_PROBLEM TO WORK ON_:
Answer with a single number: how many lines in the listing below include "Wola"?

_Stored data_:
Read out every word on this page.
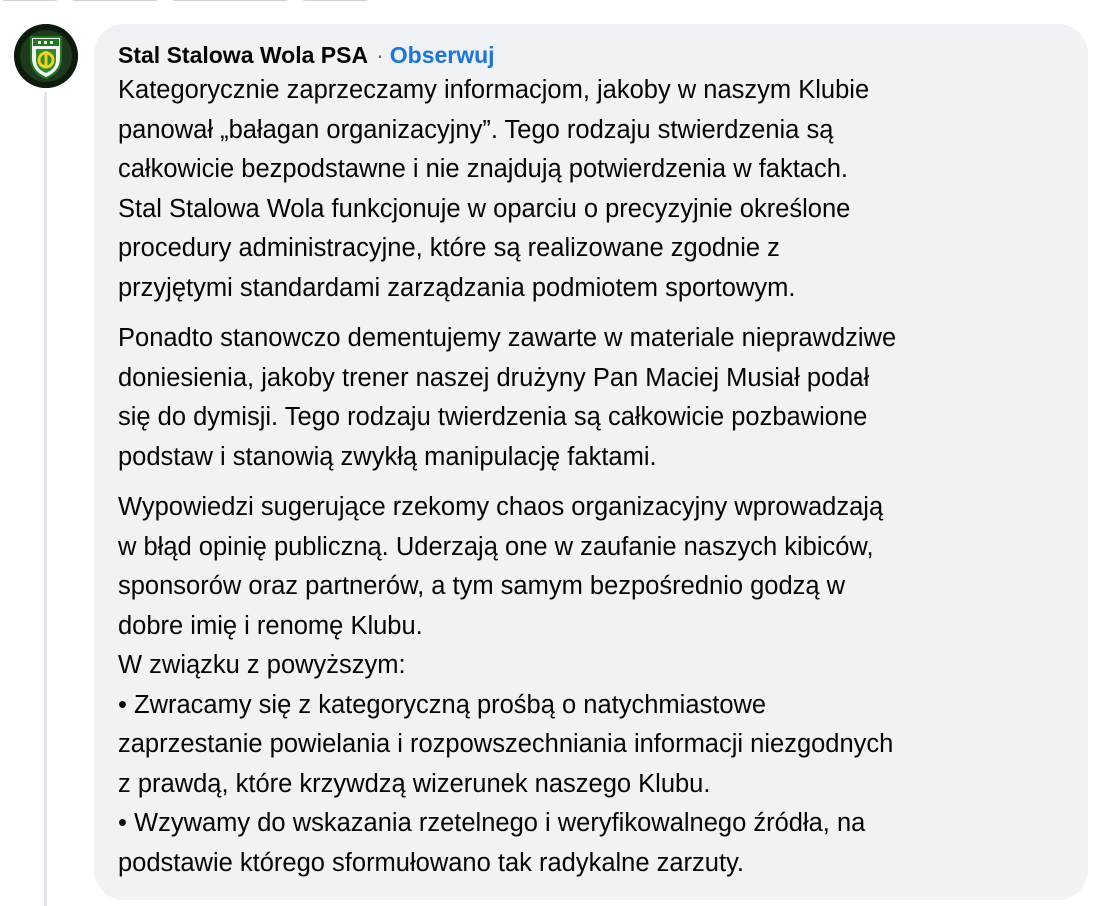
Stal Stalowa Wola PSA · Obserwuj
Kategorycznie zaprzeczamy informacjom, jakoby w naszym Klubie
panował „bałagan organizacyjny”. Tego rodzaju stwierdzenia są
całkowicie bezpodstawne i nie znajdują potwierdzenia w faktach.
Stal Stalowa Wola funkcjonuje w oparciu o precyzyjnie określone
procedury administracyjne, które są realizowane zgodnie z
przyjętymi standardami zarządzania podmiotem sportowym.
Ponadto stanowczo dementujemy zawarte w materiale nieprawdziwe
doniesienia, jakoby trener naszej drużyny Pan Maciej Musiał podał
się do dymisji. Tego rodzaju twierdzenia są całkowicie pozbawione
podstaw i stanowią zwykłą manipulację faktami.
Wypowiedzi sugerujące rzekomy chaos organizacyjny wprowadzają
w błąd opinię publiczną. Uderzają one w zaufanie naszych kibiców,
sponsorów oraz partnerów, a tym samym bezpośrednio godzą w
dobre imię i renomę Klubu.
W związku z powyższym:
• Zwracamy się z kategoryczną prośbą o natychmiastowe
zaprzestanie powielania i rozpowszechniania informacji niezgodnych
z prawdą, które krzywdzą wizerunek naszego Klubu.
• Wzywamy do wskazania rzetelnego i weryfikowalnego źródła, na
podstawie którego sformułowano tak radykalne zarzuty.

_RIGHT ANSWER_:
2